Record set:

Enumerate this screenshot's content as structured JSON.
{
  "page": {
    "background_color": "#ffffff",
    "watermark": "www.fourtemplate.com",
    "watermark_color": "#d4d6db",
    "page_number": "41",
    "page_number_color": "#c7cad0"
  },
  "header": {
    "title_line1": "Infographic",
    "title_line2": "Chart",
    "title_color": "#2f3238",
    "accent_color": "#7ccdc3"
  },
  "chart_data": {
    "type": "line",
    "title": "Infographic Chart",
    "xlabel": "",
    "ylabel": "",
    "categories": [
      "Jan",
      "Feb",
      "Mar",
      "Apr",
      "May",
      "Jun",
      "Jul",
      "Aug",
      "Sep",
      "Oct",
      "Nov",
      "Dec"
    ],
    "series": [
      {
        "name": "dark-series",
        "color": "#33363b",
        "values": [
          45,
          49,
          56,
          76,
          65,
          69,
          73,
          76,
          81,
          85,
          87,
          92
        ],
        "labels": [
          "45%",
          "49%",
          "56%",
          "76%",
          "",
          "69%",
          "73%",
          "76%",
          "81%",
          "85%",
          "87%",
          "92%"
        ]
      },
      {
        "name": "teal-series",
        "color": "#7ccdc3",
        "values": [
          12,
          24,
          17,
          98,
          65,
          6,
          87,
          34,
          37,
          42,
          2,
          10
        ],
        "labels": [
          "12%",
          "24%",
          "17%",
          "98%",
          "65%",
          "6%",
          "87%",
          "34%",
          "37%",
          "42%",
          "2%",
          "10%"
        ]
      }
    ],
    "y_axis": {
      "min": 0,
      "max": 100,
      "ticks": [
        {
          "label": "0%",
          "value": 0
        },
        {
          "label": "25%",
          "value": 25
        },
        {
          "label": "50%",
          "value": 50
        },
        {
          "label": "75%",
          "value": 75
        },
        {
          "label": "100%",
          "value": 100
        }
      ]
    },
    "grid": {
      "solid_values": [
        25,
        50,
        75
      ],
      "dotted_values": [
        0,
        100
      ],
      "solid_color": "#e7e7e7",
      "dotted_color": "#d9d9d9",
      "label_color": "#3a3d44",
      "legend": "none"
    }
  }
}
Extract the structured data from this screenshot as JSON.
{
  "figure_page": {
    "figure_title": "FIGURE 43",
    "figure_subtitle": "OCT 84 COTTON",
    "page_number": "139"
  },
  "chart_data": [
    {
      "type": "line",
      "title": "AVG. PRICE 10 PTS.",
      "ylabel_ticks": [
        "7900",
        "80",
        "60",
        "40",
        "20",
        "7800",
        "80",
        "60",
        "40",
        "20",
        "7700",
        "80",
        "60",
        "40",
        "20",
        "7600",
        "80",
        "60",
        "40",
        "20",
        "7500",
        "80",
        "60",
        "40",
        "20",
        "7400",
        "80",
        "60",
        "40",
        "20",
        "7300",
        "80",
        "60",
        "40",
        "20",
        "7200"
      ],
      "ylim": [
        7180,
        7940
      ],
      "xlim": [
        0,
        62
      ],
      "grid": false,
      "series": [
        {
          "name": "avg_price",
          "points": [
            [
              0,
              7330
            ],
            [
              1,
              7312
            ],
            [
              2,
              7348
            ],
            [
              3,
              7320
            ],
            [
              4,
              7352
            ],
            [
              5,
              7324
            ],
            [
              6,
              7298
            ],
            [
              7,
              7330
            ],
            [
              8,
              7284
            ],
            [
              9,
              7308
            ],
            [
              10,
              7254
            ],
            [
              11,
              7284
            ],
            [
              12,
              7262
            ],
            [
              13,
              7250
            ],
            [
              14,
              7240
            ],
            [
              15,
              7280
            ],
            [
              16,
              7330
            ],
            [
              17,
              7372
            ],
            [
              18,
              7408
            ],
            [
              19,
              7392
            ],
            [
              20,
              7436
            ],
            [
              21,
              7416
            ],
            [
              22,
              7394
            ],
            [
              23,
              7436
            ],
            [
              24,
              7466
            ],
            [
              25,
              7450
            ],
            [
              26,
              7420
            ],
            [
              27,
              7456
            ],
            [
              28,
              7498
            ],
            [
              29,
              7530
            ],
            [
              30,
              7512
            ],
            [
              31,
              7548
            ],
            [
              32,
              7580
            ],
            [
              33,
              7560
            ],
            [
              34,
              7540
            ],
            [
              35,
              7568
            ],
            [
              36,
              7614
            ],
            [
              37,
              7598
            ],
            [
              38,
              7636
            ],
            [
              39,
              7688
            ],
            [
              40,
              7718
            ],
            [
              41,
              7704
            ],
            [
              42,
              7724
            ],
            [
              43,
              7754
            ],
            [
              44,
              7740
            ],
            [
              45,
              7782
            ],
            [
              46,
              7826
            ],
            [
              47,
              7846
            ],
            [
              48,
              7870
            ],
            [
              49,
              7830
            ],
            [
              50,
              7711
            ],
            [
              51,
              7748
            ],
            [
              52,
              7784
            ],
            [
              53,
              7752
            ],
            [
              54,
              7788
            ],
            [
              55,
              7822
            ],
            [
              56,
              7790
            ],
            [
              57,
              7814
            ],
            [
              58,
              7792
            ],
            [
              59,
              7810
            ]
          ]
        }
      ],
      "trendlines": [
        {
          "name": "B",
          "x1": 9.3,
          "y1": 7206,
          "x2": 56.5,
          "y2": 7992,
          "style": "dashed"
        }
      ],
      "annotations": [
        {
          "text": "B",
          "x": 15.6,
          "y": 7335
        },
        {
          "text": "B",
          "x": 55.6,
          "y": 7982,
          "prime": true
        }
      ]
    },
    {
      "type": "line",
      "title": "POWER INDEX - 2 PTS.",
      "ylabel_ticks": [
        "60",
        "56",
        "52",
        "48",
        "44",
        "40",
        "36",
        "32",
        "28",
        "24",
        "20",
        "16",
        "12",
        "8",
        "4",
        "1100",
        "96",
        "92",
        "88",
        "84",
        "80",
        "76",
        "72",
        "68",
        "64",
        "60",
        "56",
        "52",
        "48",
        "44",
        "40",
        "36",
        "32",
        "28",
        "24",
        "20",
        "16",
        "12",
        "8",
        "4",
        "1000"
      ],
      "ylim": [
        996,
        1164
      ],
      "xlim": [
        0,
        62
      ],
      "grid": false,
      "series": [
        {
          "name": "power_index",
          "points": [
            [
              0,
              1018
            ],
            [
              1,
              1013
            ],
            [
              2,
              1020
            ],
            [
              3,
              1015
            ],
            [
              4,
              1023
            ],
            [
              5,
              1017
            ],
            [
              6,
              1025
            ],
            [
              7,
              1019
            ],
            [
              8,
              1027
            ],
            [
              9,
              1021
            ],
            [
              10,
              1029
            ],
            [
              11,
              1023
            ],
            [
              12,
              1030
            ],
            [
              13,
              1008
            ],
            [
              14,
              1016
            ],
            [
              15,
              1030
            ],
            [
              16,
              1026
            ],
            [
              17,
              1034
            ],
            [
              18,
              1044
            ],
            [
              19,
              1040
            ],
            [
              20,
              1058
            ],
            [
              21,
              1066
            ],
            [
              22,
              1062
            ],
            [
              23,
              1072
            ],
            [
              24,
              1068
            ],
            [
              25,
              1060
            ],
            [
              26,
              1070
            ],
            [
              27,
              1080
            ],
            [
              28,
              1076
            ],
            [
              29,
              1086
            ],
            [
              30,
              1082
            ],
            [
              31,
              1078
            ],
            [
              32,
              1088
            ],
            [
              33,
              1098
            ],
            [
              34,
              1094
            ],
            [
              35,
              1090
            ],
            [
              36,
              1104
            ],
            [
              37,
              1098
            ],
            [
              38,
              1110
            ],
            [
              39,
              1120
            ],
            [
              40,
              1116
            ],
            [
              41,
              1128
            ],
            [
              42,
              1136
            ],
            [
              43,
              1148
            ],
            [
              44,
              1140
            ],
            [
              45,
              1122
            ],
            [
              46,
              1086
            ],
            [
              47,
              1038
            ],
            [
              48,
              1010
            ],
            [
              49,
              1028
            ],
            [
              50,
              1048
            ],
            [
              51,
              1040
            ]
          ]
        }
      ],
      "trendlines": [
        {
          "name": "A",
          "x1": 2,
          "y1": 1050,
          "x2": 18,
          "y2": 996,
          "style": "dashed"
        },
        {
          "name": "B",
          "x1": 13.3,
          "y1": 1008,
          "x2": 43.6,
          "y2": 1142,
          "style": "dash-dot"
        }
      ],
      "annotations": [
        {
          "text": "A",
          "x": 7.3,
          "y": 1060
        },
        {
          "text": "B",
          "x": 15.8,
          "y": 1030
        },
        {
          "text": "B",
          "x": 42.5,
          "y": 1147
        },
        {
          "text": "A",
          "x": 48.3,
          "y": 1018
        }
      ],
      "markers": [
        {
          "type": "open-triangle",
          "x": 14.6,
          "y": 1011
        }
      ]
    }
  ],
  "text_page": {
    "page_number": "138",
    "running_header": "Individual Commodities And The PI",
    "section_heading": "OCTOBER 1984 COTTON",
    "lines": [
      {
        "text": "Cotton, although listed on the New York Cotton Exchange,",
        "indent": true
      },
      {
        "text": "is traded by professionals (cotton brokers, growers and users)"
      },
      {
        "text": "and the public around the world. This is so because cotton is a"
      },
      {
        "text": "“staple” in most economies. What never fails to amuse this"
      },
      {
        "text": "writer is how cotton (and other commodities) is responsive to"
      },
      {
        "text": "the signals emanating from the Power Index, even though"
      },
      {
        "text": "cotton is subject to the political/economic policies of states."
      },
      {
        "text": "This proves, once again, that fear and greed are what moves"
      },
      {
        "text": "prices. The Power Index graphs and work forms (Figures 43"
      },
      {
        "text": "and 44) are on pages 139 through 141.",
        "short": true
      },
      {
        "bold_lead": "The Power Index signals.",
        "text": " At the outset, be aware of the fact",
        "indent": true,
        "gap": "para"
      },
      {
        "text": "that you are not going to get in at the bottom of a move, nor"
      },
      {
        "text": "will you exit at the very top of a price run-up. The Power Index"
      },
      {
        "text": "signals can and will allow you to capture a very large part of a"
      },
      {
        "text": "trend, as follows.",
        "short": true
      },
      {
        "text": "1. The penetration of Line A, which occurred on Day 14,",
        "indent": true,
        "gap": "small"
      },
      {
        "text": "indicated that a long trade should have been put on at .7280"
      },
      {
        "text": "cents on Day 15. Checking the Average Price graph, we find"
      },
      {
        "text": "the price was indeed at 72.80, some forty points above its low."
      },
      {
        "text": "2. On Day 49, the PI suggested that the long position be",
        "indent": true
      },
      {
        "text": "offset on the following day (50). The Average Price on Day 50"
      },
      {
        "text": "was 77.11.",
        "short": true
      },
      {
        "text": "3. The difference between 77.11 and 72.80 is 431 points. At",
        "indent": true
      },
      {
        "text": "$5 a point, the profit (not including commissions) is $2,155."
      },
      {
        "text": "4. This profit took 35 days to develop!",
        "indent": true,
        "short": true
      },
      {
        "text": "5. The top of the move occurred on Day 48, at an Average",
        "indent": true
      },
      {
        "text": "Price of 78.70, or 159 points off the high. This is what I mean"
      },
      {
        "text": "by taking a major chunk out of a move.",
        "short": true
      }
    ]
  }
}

Directions: Each line in the data that holds the string "JSON" should be found and copied.

Expected answer:
Enumerate this screenshot's content as structured JSON.
Extract the structured data from this screenshot as JSON.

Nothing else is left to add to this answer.